*Material shown:*
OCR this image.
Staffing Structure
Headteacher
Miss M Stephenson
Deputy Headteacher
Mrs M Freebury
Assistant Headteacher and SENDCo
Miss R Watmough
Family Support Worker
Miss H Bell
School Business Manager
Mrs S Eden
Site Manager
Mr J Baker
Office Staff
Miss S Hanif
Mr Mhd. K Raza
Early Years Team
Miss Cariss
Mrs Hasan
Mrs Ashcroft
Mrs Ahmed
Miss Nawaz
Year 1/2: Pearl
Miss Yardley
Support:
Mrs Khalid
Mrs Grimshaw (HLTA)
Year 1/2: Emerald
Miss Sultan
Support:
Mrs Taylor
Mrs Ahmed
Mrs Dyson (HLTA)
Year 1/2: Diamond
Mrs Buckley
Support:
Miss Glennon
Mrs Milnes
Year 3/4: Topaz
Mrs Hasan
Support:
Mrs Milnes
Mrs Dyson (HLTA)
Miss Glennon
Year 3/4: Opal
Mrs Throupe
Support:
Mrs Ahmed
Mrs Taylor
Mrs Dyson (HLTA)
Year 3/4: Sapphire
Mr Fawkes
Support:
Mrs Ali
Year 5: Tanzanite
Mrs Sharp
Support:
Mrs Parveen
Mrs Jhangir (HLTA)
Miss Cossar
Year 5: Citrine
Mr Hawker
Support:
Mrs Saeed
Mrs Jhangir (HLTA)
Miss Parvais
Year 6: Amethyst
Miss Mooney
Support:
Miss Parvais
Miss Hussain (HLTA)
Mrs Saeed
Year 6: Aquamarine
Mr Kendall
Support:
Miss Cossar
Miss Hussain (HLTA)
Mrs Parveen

==

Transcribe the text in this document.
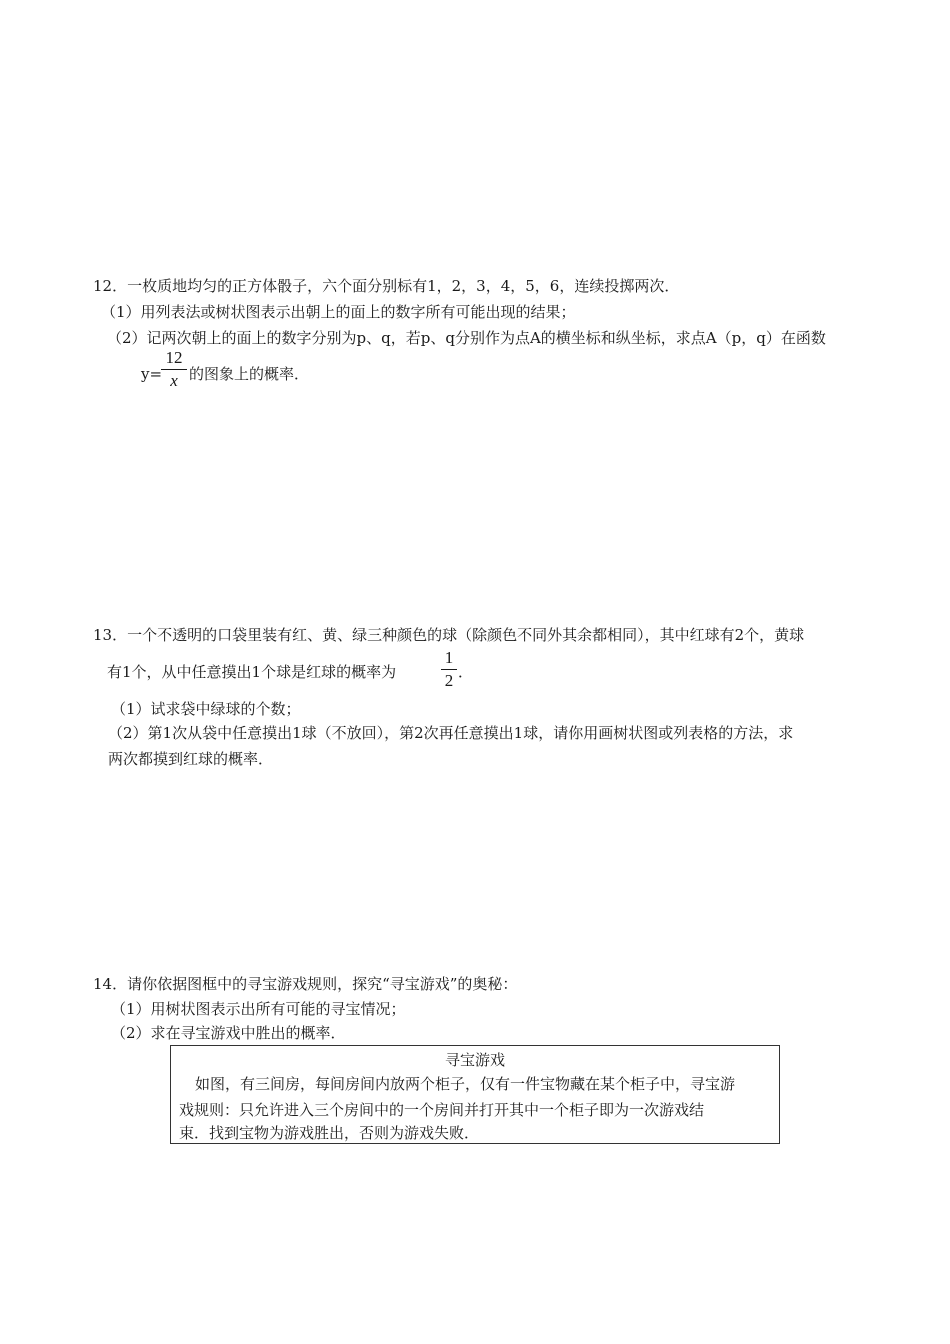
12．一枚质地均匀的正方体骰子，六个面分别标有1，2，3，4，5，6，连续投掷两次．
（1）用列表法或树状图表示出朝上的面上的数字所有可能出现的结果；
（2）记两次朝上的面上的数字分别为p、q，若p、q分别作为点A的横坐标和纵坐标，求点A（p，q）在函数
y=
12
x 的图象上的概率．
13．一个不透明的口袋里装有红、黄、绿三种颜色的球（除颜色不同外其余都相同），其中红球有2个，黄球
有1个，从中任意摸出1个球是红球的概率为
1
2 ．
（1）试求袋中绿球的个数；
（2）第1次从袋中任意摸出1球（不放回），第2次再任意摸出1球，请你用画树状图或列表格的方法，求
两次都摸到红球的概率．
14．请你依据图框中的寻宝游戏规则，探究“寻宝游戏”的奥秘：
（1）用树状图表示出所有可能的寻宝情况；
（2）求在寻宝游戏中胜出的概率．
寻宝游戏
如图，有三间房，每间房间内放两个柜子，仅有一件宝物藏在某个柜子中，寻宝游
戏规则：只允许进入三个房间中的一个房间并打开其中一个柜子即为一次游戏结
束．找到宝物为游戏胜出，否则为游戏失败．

*Task instructions:*
Exactly how many lines of the material contain the word "Manager"? Write the number alone.

*Answer to the task:*
2